▶ [Your instructions]
Where a line holds the string "Applied", return that line.

[Entries from a dataset]
==================================================

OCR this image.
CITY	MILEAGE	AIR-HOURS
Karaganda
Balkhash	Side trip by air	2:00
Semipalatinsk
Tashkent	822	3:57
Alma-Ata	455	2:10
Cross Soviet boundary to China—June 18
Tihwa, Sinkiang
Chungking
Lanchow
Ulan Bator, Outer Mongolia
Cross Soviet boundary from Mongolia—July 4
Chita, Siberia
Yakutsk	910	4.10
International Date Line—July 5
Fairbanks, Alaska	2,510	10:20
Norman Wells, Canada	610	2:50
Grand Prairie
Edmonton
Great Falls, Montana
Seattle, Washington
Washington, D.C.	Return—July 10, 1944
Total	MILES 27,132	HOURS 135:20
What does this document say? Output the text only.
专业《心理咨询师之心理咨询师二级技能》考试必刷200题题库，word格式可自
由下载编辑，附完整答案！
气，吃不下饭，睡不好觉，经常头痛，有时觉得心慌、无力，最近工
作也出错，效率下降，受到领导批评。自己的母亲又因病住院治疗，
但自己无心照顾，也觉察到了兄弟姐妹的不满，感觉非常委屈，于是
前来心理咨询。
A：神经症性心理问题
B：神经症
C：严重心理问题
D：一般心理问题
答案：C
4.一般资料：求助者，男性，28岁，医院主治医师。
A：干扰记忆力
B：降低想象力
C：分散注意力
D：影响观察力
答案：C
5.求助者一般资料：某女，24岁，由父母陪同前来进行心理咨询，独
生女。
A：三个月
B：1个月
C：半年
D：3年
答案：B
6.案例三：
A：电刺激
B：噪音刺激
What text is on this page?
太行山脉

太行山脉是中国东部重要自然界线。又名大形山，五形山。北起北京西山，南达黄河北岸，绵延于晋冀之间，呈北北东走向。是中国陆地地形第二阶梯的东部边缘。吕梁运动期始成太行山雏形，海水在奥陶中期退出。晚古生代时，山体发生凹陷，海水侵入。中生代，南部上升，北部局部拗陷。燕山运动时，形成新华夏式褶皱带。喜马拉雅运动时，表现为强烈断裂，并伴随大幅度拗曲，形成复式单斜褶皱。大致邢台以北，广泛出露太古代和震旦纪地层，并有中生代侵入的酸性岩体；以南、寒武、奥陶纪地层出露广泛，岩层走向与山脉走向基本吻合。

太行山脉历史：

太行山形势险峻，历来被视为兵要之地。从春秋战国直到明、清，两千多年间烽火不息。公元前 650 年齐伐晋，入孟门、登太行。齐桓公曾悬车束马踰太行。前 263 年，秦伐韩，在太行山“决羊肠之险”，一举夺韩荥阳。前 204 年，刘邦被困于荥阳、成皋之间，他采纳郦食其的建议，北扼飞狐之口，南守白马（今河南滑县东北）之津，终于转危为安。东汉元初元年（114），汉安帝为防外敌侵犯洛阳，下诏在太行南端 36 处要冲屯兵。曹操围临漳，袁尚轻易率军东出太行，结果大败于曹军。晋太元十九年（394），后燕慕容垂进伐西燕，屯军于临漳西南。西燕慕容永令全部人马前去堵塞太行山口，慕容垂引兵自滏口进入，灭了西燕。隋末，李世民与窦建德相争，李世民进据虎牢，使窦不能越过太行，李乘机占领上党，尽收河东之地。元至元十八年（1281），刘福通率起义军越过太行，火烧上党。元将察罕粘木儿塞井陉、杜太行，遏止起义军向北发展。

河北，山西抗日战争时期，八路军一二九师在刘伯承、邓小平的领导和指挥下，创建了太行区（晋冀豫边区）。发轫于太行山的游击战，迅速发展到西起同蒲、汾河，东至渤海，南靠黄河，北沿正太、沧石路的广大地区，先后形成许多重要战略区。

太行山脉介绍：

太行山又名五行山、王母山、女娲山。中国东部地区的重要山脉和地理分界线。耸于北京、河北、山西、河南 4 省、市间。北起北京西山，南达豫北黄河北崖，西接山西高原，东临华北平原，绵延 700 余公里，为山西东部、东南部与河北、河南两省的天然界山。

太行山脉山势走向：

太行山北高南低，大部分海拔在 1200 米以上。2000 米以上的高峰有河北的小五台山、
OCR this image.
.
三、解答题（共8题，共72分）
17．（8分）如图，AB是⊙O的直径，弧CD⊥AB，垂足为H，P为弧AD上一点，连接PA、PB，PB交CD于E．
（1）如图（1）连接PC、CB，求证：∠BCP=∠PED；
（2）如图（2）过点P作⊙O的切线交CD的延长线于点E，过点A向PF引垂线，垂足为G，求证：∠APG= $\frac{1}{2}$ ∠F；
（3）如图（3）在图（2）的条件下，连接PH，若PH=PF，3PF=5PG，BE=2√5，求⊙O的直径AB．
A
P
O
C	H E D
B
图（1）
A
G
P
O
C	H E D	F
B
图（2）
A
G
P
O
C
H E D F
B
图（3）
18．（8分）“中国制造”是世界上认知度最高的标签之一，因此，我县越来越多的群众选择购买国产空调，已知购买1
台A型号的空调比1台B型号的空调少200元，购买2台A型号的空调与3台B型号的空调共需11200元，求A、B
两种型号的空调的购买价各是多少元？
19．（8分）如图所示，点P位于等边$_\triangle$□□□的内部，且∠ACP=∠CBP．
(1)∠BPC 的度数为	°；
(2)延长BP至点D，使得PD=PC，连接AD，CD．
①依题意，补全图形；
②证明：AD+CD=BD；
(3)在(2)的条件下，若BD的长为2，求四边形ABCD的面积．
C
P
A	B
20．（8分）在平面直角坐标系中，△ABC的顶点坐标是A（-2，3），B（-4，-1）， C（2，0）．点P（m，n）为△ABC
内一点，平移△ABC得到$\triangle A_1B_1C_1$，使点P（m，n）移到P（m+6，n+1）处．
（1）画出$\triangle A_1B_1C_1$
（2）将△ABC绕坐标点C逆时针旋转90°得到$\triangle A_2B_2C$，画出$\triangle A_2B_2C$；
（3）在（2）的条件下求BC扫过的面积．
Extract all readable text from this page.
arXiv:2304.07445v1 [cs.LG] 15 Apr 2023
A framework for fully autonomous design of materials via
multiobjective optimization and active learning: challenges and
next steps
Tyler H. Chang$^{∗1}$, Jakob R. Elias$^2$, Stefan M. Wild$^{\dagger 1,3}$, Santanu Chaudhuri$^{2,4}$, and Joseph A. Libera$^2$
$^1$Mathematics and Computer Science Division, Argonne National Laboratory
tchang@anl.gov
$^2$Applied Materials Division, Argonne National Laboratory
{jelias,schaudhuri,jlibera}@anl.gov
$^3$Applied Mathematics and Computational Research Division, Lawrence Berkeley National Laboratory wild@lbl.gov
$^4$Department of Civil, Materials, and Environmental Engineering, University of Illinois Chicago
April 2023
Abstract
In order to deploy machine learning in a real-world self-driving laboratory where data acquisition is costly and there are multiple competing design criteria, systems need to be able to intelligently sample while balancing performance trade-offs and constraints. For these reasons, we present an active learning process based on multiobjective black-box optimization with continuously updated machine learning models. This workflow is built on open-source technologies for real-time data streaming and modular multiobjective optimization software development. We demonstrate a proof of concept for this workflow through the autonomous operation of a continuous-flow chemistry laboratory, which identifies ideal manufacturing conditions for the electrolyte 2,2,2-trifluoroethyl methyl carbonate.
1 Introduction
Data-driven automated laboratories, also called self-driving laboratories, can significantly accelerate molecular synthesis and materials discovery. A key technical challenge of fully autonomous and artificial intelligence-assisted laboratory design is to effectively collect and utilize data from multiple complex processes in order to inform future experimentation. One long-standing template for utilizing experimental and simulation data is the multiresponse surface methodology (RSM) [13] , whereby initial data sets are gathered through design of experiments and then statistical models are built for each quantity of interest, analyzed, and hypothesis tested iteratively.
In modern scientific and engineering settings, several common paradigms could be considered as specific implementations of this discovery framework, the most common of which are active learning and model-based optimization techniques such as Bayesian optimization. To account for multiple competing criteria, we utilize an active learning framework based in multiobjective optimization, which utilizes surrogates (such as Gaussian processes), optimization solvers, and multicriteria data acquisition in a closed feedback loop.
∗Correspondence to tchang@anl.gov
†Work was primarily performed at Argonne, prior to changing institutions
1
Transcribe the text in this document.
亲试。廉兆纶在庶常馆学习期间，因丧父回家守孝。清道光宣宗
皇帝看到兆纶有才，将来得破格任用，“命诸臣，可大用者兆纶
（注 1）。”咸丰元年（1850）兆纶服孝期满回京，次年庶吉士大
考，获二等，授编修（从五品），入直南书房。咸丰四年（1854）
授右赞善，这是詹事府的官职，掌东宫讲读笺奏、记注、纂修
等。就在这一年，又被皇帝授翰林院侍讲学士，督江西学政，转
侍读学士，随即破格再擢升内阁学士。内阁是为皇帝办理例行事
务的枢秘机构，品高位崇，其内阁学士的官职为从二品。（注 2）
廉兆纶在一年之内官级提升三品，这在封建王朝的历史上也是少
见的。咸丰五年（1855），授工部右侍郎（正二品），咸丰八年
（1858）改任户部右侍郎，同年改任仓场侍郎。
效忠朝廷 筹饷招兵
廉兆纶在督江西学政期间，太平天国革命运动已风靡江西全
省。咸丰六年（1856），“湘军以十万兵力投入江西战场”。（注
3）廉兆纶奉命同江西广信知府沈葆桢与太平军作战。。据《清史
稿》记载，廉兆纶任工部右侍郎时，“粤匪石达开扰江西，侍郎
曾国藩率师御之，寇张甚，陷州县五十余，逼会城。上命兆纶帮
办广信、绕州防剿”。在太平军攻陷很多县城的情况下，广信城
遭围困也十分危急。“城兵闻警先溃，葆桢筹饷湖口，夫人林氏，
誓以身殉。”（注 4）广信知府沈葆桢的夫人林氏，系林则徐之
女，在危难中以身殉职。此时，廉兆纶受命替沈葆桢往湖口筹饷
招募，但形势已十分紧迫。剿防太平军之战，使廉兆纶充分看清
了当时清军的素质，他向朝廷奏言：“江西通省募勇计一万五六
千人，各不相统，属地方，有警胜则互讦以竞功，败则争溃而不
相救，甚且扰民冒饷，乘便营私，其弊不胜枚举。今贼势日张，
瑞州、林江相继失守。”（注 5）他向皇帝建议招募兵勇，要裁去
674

==================================================

▶ [Response to the exercise]
$^2$Applied Materials Division, Argonne National Laboratory
$^3$Applied Mathematics and Computational Research Division, Lawrence Berkeley National Laboratory wild@lbl.gov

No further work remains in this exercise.